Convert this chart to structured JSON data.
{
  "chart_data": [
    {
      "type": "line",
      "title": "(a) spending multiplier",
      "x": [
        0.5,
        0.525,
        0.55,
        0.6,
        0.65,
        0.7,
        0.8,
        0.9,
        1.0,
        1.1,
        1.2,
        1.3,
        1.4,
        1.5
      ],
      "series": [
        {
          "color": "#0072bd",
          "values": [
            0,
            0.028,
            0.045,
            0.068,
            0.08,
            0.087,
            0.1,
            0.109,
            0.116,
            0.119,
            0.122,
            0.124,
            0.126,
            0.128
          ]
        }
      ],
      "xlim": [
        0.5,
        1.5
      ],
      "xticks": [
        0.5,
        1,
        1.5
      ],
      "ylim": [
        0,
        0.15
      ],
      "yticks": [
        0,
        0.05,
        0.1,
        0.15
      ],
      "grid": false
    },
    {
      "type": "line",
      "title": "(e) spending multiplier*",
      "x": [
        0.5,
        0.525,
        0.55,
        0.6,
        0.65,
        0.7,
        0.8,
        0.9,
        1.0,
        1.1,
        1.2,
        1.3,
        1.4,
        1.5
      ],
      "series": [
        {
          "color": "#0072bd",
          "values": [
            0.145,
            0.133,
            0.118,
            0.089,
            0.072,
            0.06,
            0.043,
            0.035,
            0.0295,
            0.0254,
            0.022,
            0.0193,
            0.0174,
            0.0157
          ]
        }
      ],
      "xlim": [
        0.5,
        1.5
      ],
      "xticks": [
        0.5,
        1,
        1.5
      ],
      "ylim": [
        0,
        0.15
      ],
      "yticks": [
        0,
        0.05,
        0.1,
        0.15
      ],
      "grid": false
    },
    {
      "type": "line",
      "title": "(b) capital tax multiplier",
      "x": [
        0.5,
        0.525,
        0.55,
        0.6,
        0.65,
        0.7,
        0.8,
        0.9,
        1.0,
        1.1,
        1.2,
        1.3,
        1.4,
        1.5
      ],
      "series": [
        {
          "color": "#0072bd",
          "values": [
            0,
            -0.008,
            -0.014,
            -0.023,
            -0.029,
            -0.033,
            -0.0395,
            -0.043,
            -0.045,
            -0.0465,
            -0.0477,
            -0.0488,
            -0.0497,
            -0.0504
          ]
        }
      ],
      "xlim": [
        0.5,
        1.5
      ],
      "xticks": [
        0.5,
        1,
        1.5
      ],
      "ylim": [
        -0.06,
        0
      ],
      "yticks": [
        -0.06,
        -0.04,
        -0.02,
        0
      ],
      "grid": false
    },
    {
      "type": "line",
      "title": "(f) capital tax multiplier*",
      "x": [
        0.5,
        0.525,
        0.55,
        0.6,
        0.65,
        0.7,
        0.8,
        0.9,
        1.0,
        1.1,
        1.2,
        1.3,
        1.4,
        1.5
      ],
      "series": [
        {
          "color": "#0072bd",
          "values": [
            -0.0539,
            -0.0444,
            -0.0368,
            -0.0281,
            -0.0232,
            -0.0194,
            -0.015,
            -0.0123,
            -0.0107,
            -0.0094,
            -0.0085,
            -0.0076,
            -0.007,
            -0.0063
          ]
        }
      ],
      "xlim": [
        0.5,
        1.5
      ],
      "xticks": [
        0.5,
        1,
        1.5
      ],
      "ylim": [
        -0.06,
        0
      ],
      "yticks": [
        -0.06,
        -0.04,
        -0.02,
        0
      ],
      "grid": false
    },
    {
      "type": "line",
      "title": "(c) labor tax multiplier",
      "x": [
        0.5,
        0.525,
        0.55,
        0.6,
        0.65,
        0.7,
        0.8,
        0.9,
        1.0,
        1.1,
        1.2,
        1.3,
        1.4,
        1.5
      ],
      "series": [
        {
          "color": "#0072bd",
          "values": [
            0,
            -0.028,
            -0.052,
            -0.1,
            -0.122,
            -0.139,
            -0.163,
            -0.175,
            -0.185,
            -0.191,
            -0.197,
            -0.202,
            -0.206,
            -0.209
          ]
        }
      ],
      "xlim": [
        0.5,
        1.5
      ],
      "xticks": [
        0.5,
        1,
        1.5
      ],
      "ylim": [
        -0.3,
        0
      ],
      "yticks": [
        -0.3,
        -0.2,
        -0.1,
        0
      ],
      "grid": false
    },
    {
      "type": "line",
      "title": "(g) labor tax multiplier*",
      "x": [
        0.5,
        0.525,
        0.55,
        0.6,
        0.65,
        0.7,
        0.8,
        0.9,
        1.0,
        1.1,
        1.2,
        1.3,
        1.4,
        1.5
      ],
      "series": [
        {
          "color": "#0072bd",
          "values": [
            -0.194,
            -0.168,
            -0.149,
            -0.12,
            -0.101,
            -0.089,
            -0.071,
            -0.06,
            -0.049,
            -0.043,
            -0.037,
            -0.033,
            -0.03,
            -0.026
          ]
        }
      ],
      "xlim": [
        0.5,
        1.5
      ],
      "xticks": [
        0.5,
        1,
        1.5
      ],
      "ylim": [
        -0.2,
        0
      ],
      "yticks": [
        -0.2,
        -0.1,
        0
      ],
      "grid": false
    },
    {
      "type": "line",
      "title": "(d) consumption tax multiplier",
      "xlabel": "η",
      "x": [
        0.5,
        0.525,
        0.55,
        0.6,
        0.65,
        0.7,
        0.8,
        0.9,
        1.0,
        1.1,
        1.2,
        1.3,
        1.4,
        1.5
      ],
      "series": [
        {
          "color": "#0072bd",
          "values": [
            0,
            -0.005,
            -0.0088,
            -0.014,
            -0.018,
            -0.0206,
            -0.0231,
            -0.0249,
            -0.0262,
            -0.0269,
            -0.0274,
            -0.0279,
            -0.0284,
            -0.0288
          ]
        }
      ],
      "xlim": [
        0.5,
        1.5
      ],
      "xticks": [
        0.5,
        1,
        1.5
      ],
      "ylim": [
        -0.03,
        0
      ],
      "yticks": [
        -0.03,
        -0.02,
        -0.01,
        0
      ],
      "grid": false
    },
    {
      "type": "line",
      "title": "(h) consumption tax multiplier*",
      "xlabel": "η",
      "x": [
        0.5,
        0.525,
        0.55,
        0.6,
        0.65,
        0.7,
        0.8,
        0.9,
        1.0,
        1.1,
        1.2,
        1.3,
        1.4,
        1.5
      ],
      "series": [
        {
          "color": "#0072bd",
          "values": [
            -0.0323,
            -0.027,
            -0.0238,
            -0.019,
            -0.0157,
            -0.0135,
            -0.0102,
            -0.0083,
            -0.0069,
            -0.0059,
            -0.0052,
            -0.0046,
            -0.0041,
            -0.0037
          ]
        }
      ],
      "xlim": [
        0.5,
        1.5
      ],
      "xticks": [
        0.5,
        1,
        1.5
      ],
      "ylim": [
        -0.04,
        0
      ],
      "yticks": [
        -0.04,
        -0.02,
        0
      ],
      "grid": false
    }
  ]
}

» Stated exercise
Return the listing above in its exact form.

» Written answer
Convert this chart to structured JSON data.
{
  "chart_data": [
    {
      "type": "line",
      "title": "(a) spending multiplier",
      "x": [
        0.5,
        0.525,
        0.55,
        0.6,
        0.65,
        0.7,
        0.8,
        0.9,
        1.0,
        1.1,
        1.2,
        1.3,
        1.4,
        1.5
      ],
      "series": [
        {
          "color": "#0072bd",
          "values": [
            0,
            0.028,
            0.045,
            0.068,
            0.08,
            0.087,
            0.1,
            0.109,
            0.116,
            0.119,
            0.122,
            0.124,
            0.126,
            0.128
          ]
        }
      ],
      "xlim": [
        0.5,
        1.5
      ],
      "xticks": [
        0.5,
        1,
        1.5
      ],
      "ylim": [
        0,
        0.15
      ],
      "yticks": [
        0,
        0.05,
        0.1,
        0.15
      ],
      "grid": false
    },
    {
      "type": "line",
      "title": "(e) spending multiplier*",
      "x": [
        0.5,
        0.525,
        0.55,
        0.6,
        0.65,
        0.7,
        0.8,
        0.9,
        1.0,
        1.1,
        1.2,
        1.3,
        1.4,
        1.5
      ],
      "series": [
        {
          "color": "#0072bd",
          "values": [
            0.145,
            0.133,
            0.118,
            0.089,
            0.072,
            0.06,
            0.043,
            0.035,
            0.0295,
            0.0254,
            0.022,
            0.0193,
            0.0174,
            0.0157
          ]
        }
      ],
      "xlim": [
        0.5,
        1.5
      ],
      "xticks": [
        0.5,
        1,
        1.5
      ],
      "ylim": [
        0,
        0.15
      ],
      "yticks": [
        0,
        0.05,
        0.1,
        0.15
      ],
      "grid": false
    },
    {
      "type": "line",
      "title": "(b) capital tax multiplier",
      "x": [
        0.5,
        0.525,
        0.55,
        0.6,
        0.65,
        0.7,
        0.8,
        0.9,
        1.0,
        1.1,
        1.2,
        1.3,
        1.4,
        1.5
      ],
      "series": [
        {
          "color": "#0072bd",
          "values": [
            0,
            -0.008,
            -0.014,
            -0.023,
            -0.029,
            -0.033,
            -0.0395,
            -0.043,
            -0.045,
            -0.0465,
            -0.0477,
            -0.0488,
            -0.0497,
            -0.0504
          ]
        }
      ],
      "xlim": [
        0.5,
        1.5
      ],
      "xticks": [
        0.5,
        1,
        1.5
      ],
      "ylim": [
        -0.06,
        0
      ],
      "yticks": [
        -0.06,
        -0.04,
        -0.02,
        0
      ],
      "grid": false
    },
    {
      "type": "line",
      "title": "(f) capital tax multiplier*",
      "x": [
        0.5,
        0.525,
        0.55,
        0.6,
        0.65,
        0.7,
        0.8,
        0.9,
        1.0,
        1.1,
        1.2,
        1.3,
        1.4,
        1.5
      ],
      "series": [
        {
          "color": "#0072bd",
          "values": [
            -0.0539,
            -0.0444,
            -0.0368,
            -0.0281,
            -0.0232,
            -0.0194,
            -0.015,
            -0.0123,
            -0.0107,
            -0.0094,
            -0.0085,
            -0.0076,
            -0.007,
            -0.0063
          ]
        }
      ],
      "xlim": [
        0.5,
        1.5
      ],
      "xticks": [
        0.5,
        1,
        1.5
      ],
      "ylim": [
        -0.06,
        0
      ],
      "yticks": [
        -0.06,
        -0.04,
        -0.02,
        0
      ],
      "grid": false
    },
    {
      "type": "line",
      "title": "(c) labor tax multiplier",
      "x": [
        0.5,
        0.525,
        0.55,
        0.6,
        0.65,
        0.7,
        0.8,
        0.9,
        1.0,
        1.1,
        1.2,
        1.3,
        1.4,
        1.5
      ],
      "series": [
        {
          "color": "#0072bd",
          "values": [
            0,
            -0.028,
            -0.052,
            -0.1,
            -0.122,
            -0.139,
            -0.163,
            -0.175,
            -0.185,
            -0.191,
            -0.197,
            -0.202,
            -0.206,
            -0.209
          ]
        }
      ],
      "xlim": [
        0.5,
        1.5
      ],
      "xticks": [
        0.5,
        1,
        1.5
      ],
      "ylim": [
        -0.3,
        0
      ],
      "yticks": [
        -0.3,
        -0.2,
        -0.1,
        0
      ],
      "grid": false
    },
    {
      "type": "line",
      "title": "(g) labor tax multiplier*",
      "x": [
        0.5,
        0.525,
        0.55,
        0.6,
        0.65,
        0.7,
        0.8,
        0.9,
        1.0,
        1.1,
        1.2,
        1.3,
        1.4,
        1.5
      ],
      "series": [
        {
          "color": "#0072bd",
          "values": [
            -0.194,
            -0.168,
            -0.149,
            -0.12,
            -0.101,
            -0.089,
            -0.071,
            -0.06,
            -0.049,
            -0.043,
            -0.037,
            -0.033,
            -0.03,
            -0.026
          ]
        }
      ],
      "xlim": [
        0.5,
        1.5
      ],
      "xticks": [
        0.5,
        1,
        1.5
      ],
      "ylim": [
        -0.2,
        0
      ],
      "yticks": [
        -0.2,
        -0.1,
        0
      ],
      "grid": false
    },
    {
      "type": "line",
      "title": "(d) consumption tax multiplier",
      "xlabel": "η",
      "x": [
        0.5,
        0.525,
        0.55,
        0.6,
        0.65,
        0.7,
        0.8,
        0.9,
        1.0,
        1.1,
        1.2,
        1.3,
        1.4,
        1.5
      ],
      "series": [
        {
          "color": "#0072bd",
          "values": [
            0,
            -0.005,
            -0.0088,
            -0.014,
            -0.018,
            -0.0206,
            -0.0231,
            -0.0249,
            -0.0262,
            -0.0269,
            -0.0274,
            -0.0279,
            -0.0284,
            -0.0288
          ]
        }
      ],
      "xlim": [
        0.5,
        1.5
      ],
      "xticks": [
        0.5,
        1,
        1.5
      ],
      "ylim": [
        -0.03,
        0
      ],
      "yticks": [
        -0.03,
        -0.02,
        -0.01,
        0
      ],
      "grid": false
    },
    {
      "type": "line",
      "title": "(h) consumption tax multiplier*",
      "xlabel": "η",
      "x": [
        0.5,
        0.525,
        0.55,
        0.6,
        0.65,
        0.7,
        0.8,
        0.9,
        1.0,
        1.1,
        1.2,
        1.3,
        1.4,
        1.5
      ],
      "series": [
        {
          "color": "#0072bd",
          "values": [
            -0.0323,
            -0.027,
            -0.0238,
            -0.019,
            -0.0157,
            -0.0135,
            -0.0102,
            -0.0083,
            -0.0069,
            -0.0059,
            -0.0052,
            -0.0046,
            -0.0041,
            -0.0037
          ]
        }
      ],
      "xlim": [
        0.5,
        1.5
      ],
      "xticks": [
        0.5,
        1,
        1.5
      ],
      "ylim": [
        -0.04,
        0
      ],
      "yticks": [
        -0.04,
        -0.02,
        0
      ],
      "grid": false
    }
  ]
}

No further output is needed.